* REQUIRED WORK *
Search the data below for the string "JSON". Extract every line that contains it.

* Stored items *
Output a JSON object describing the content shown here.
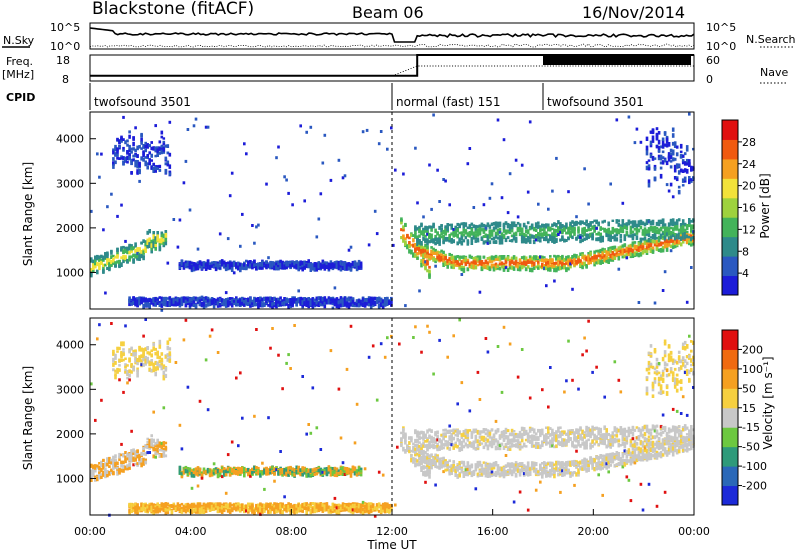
{
  "header": {
    "station": "Blackstone (fitACF)",
    "beam": "Beam 06",
    "date": "16/Nov/2014"
  },
  "labels": {
    "nsky": "N.Sky",
    "nsearch": "N.Search",
    "freq": "Freq.",
    "freq_unit": "[MHz]",
    "nave": "Nave",
    "cpid": "CPID",
    "slant_range": "Slant Range [km]",
    "time_axis": "Time UT",
    "power_label": "Power [dB]",
    "velocity_label": "Velocity [m s⁻¹]"
  },
  "cpid_segments": [
    {
      "name": "twofsound 3501",
      "start_h": 0,
      "end_h": 12
    },
    {
      "name": "normal (fast) 151",
      "start_h": 12,
      "end_h": 18
    },
    {
      "name": "twofsound 3501",
      "start_h": 18,
      "end_h": 24
    }
  ],
  "noise_panel": {
    "left_ticks": [
      "10^5",
      "10^0"
    ],
    "right_ticks": [
      "10^5",
      "10^0"
    ]
  },
  "freq_panel": {
    "left_ticks": [
      18,
      8
    ],
    "right_ticks": [
      60,
      0
    ],
    "frequency_mhz": [
      {
        "start_h": 0,
        "end_h": 13,
        "value": 10
      },
      {
        "start_h": 13,
        "end_h": 24,
        "value": 18
      }
    ]
  },
  "chart_data": [
    {
      "type": "heatmap",
      "quantity": "Power",
      "x_range_h": [
        0,
        24
      ],
      "y_range_km": [
        180,
        4600
      ],
      "yticks": [
        1000,
        2000,
        3000,
        4000
      ],
      "xticks": [
        "00:00",
        "04:00",
        "08:00",
        "12:00",
        "16:00",
        "20:00",
        "00:00"
      ],
      "colorbar": {
        "ticks": [
          4,
          8,
          12,
          16,
          20,
          24,
          28
        ],
        "range": [
          0,
          32
        ],
        "colors": [
          "#1c1cd8",
          "#2a58c0",
          "#2e8a8a",
          "#43b35a",
          "#9ed23e",
          "#f2e23a",
          "#f5a020",
          "#f05a10",
          "#e01010"
        ]
      }
    },
    {
      "type": "heatmap",
      "quantity": "Velocity",
      "x_range_h": [
        0,
        24
      ],
      "y_range_km": [
        180,
        4600
      ],
      "yticks": [
        1000,
        2000,
        3000,
        4000
      ],
      "xticks": [
        "00:00",
        "04:00",
        "08:00",
        "12:00",
        "16:00",
        "20:00",
        "00:00"
      ],
      "colorbar": {
        "ticks": [
          "200",
          "100",
          "50",
          "15",
          "-15",
          "-50",
          "-100",
          "-200"
        ],
        "colors": [
          "#1c2ad8",
          "#2a68b8",
          "#2e9a7a",
          "#6cc840",
          "#c8c8c8",
          "#f6d040",
          "#f5a020",
          "#f06a10",
          "#e01010"
        ]
      }
    }
  ]
}
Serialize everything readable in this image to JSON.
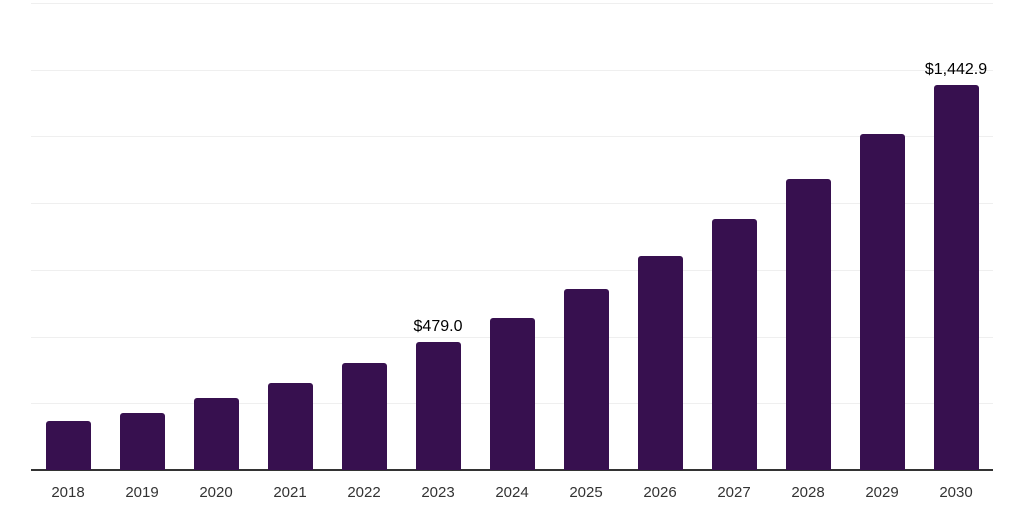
{
  "chart_data": {
    "type": "bar",
    "title": "",
    "xlabel": "",
    "ylabel": "",
    "categories": [
      "2018",
      "2019",
      "2020",
      "2021",
      "2022",
      "2023",
      "2024",
      "2025",
      "2026",
      "2027",
      "2028",
      "2029",
      "2030"
    ],
    "values": [
      184,
      212,
      268,
      326,
      401,
      479.0,
      570,
      678,
      802,
      939,
      1091,
      1261,
      1442.9
    ],
    "value_labels": [
      "",
      "",
      "",
      "",
      "",
      "$479.0",
      "",
      "",
      "",
      "",
      "",
      "",
      "$1,442.9"
    ],
    "ylim": [
      0,
      1750
    ],
    "grid_interval": 250,
    "grid": "horizontal-only",
    "legend": "none",
    "y_tick_labels_visible": false,
    "colors": {
      "bar": "#37104F",
      "axis": "#333333",
      "gridline": "#efefef",
      "tick_label": "#333333",
      "value_label": "#000000",
      "background": "#ffffff"
    }
  }
}
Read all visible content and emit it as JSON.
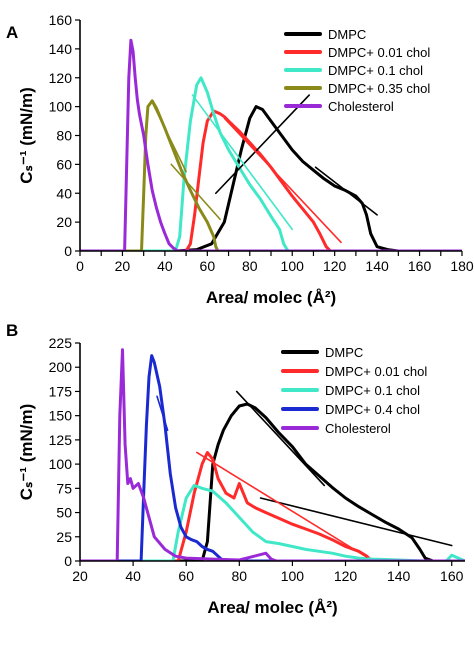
{
  "chart_data": [
    {
      "panel": "A",
      "type": "line",
      "xlabel": "Area/ molec (Å²)",
      "ylabel": "Cₛ⁻¹ (mN/m)",
      "xlim": [
        0,
        180
      ],
      "ylim": [
        0,
        160
      ],
      "xticks": [
        0,
        10,
        20,
        30,
        40,
        50,
        60,
        70,
        80,
        90,
        100,
        110,
        120,
        130,
        140,
        150,
        160,
        170,
        180
      ],
      "xtick_labels": [
        "0",
        "",
        "20",
        "",
        "40",
        "",
        "60",
        "",
        "80",
        "",
        "100",
        "",
        "120",
        "",
        "140",
        "",
        "160",
        "",
        "180"
      ],
      "yticks": [
        0,
        20,
        40,
        60,
        80,
        100,
        120,
        140,
        160
      ],
      "legend_position": "top-right",
      "series": [
        {
          "name": "DMPC",
          "color": "#000000",
          "x": [
            0,
            45,
            55,
            62,
            68,
            72,
            76,
            80,
            83,
            86,
            90,
            95,
            100,
            105,
            110,
            115,
            120,
            125,
            130,
            133,
            135,
            137,
            140,
            145,
            150,
            180
          ],
          "y": [
            0,
            0,
            1,
            5,
            20,
            45,
            70,
            92,
            100,
            98,
            90,
            80,
            70,
            62,
            56,
            50,
            45,
            42,
            38,
            33,
            25,
            12,
            3,
            1,
            0,
            0
          ]
        },
        {
          "name": "DMPC+ 0.01 chol",
          "color": "#ff2a2a",
          "x": [
            0,
            50,
            52,
            54,
            56,
            58,
            60,
            63,
            66,
            68,
            70,
            75,
            80,
            85,
            90,
            95,
            100,
            105,
            110,
            113,
            116,
            118,
            180
          ],
          "y": [
            0,
            0,
            5,
            25,
            50,
            75,
            90,
            97,
            95,
            93,
            90,
            83,
            75,
            67,
            58,
            48,
            38,
            29,
            20,
            12,
            3,
            0,
            0
          ]
        },
        {
          "name": "DMPC+ 0.1 chol",
          "color": "#40e8c8",
          "x": [
            0,
            45,
            47,
            49,
            52,
            55,
            57,
            60,
            63,
            66,
            70,
            75,
            80,
            85,
            90,
            94,
            96,
            98,
            180
          ],
          "y": [
            0,
            0,
            10,
            50,
            90,
            115,
            120,
            110,
            95,
            82,
            70,
            58,
            46,
            36,
            24,
            15,
            5,
            0,
            0
          ]
        },
        {
          "name": "DMPC+ 0.35 chol",
          "color": "#8a8a1a",
          "x": [
            0,
            29,
            30,
            31,
            32,
            34,
            36,
            38,
            40,
            44,
            48,
            52,
            56,
            60,
            63,
            64,
            65,
            180
          ],
          "y": [
            0,
            0,
            40,
            80,
            100,
            104,
            99,
            92,
            85,
            70,
            55,
            42,
            30,
            20,
            10,
            3,
            0,
            0
          ]
        },
        {
          "name": "Cholesterol",
          "color": "#9a2ad8",
          "x": [
            0,
            21,
            22,
            23,
            24,
            25,
            26,
            27,
            28,
            30,
            32,
            34,
            36,
            38,
            40,
            42,
            44,
            46,
            180
          ],
          "y": [
            0,
            0,
            60,
            120,
            146,
            138,
            120,
            105,
            95,
            80,
            60,
            42,
            30,
            20,
            12,
            5,
            2,
            0,
            0
          ]
        }
      ],
      "fit_lines": [
        {
          "color": "#000000",
          "x": [
            64,
            108
          ],
          "y": [
            40,
            108
          ]
        },
        {
          "color": "#000000",
          "x": [
            111,
            140
          ],
          "y": [
            58,
            25
          ]
        },
        {
          "color": "#ff2a2a",
          "x": [
            68,
            123
          ],
          "y": [
            92,
            6
          ]
        },
        {
          "color": "#40e8c8",
          "x": [
            53,
            100
          ],
          "y": [
            108,
            15
          ]
        },
        {
          "color": "#8a8a1a",
          "x": [
            34,
            50
          ],
          "y": [
            103,
            55
          ]
        },
        {
          "color": "#8a8a1a",
          "x": [
            43,
            66
          ],
          "y": [
            60,
            22
          ]
        }
      ]
    },
    {
      "panel": "B",
      "type": "line",
      "xlabel": "Area/ molec (Å²)",
      "ylabel": "Cₛ⁻¹ (mN/m)",
      "xlim": [
        20,
        165
      ],
      "ylim": [
        0,
        225
      ],
      "xticks": [
        20,
        40,
        60,
        80,
        100,
        120,
        140,
        160
      ],
      "yticks": [
        0,
        25,
        50,
        75,
        100,
        125,
        150,
        175,
        200,
        225
      ],
      "legend_position": "top-right",
      "series": [
        {
          "name": "DMPC",
          "color": "#000000",
          "x": [
            20,
            66,
            68,
            69,
            70,
            72,
            74,
            77,
            80,
            83,
            86,
            90,
            95,
            100,
            105,
            110,
            115,
            120,
            125,
            130,
            135,
            140,
            145,
            148,
            150,
            153,
            165
          ],
          "y": [
            0,
            0,
            20,
            60,
            100,
            120,
            135,
            150,
            160,
            162,
            158,
            148,
            132,
            118,
            100,
            88,
            76,
            65,
            56,
            48,
            40,
            33,
            24,
            12,
            3,
            0,
            0
          ]
        },
        {
          "name": "DMPC+ 0.01 chol",
          "color": "#ff2a2a",
          "x": [
            20,
            57,
            60,
            63,
            66,
            68,
            70,
            72,
            75,
            78,
            80,
            83,
            86,
            90,
            95,
            100,
            105,
            110,
            115,
            120,
            125,
            128,
            130,
            165
          ],
          "y": [
            0,
            0,
            30,
            70,
            100,
            112,
            105,
            85,
            70,
            65,
            80,
            60,
            55,
            50,
            44,
            38,
            33,
            28,
            22,
            15,
            10,
            5,
            0,
            0
          ]
        },
        {
          "name": "DMPC+ 0.1 chol",
          "color": "#40e8c8",
          "x": [
            20,
            55,
            57,
            60,
            63,
            66,
            70,
            75,
            80,
            85,
            90,
            95,
            100,
            105,
            110,
            115,
            120,
            125,
            130,
            140,
            150,
            158,
            160,
            165
          ],
          "y": [
            0,
            0,
            30,
            65,
            78,
            75,
            72,
            60,
            45,
            30,
            20,
            18,
            15,
            12,
            10,
            8,
            5,
            3,
            2,
            1,
            0,
            0,
            6,
            0
          ]
        },
        {
          "name": "DMPC+ 0.4 chol",
          "color": "#1a2ad0",
          "x": [
            20,
            43,
            44,
            45,
            46,
            47,
            48,
            50,
            52,
            54,
            56,
            58,
            60,
            62,
            64,
            66,
            68,
            70,
            72,
            74,
            165
          ],
          "y": [
            0,
            0,
            70,
            140,
            190,
            212,
            205,
            180,
            140,
            90,
            55,
            35,
            25,
            22,
            20,
            15,
            12,
            10,
            5,
            0,
            0
          ]
        },
        {
          "name": "Cholesterol",
          "color": "#9a2ad8",
          "x": [
            20,
            34,
            35,
            36,
            37,
            38,
            39,
            40,
            42,
            44,
            46,
            48,
            52,
            56,
            60,
            70,
            80,
            90,
            92,
            94,
            165
          ],
          "y": [
            0,
            0,
            150,
            218,
            120,
            80,
            85,
            75,
            80,
            65,
            45,
            25,
            12,
            5,
            3,
            2,
            1,
            8,
            2,
            0,
            0
          ]
        }
      ],
      "fit_lines": [
        {
          "color": "#000000",
          "x": [
            79,
            112
          ],
          "y": [
            175,
            78
          ]
        },
        {
          "color": "#000000",
          "x": [
            88,
            160
          ],
          "y": [
            65,
            16
          ]
        },
        {
          "color": "#ff2a2a",
          "x": [
            64,
            128
          ],
          "y": [
            112,
            4
          ]
        },
        {
          "color": "#1a2ad0",
          "x": [
            49,
            53
          ],
          "y": [
            170,
            135
          ]
        }
      ]
    }
  ]
}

* RESULT FOR THIS EXERCISE *
Output a JSON object describing the content shown here.
Serialize everything readable in this image to JSON.
Read all visible content and emit it as JSON.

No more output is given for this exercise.